Below are entries; tally how many lines hold the string "America" and answer with only that figure.

Records from a collection of figures
>>>>>
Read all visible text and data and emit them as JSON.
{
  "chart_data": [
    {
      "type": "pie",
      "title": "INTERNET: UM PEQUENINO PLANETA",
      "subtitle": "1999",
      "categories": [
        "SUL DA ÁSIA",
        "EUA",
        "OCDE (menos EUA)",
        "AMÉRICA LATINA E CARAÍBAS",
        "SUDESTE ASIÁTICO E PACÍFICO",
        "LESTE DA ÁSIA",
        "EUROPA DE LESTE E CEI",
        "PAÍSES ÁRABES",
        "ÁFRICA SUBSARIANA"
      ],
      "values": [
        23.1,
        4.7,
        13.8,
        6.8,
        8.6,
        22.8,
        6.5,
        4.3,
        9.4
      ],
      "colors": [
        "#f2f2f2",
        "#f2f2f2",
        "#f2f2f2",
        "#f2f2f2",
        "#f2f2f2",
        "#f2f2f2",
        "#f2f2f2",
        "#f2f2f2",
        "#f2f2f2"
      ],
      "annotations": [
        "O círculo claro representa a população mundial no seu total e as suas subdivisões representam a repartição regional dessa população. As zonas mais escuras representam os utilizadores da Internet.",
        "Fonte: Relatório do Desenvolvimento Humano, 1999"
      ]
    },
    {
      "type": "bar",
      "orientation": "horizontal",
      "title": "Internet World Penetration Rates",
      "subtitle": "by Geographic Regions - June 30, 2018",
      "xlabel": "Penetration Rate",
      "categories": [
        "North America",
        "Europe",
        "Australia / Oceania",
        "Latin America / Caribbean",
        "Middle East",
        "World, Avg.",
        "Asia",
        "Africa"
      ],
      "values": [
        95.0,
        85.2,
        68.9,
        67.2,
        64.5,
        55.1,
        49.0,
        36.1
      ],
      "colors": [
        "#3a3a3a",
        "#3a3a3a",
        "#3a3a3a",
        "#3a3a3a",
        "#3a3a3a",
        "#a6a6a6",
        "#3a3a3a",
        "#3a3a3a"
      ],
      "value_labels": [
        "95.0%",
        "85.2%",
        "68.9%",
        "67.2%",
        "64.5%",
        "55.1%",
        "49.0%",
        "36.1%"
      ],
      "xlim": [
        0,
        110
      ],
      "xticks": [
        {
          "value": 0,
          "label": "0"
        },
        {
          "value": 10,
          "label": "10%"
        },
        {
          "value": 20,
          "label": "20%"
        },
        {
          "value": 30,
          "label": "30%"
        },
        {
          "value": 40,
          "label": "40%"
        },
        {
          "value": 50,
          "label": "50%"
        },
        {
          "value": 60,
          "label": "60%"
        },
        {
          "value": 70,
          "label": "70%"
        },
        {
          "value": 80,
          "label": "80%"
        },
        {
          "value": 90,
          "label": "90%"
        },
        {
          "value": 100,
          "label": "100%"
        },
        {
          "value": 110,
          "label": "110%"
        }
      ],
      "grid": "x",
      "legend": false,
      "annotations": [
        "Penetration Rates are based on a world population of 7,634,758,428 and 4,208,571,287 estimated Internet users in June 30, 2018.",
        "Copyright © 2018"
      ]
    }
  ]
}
<<<<<
Response for this exercise
2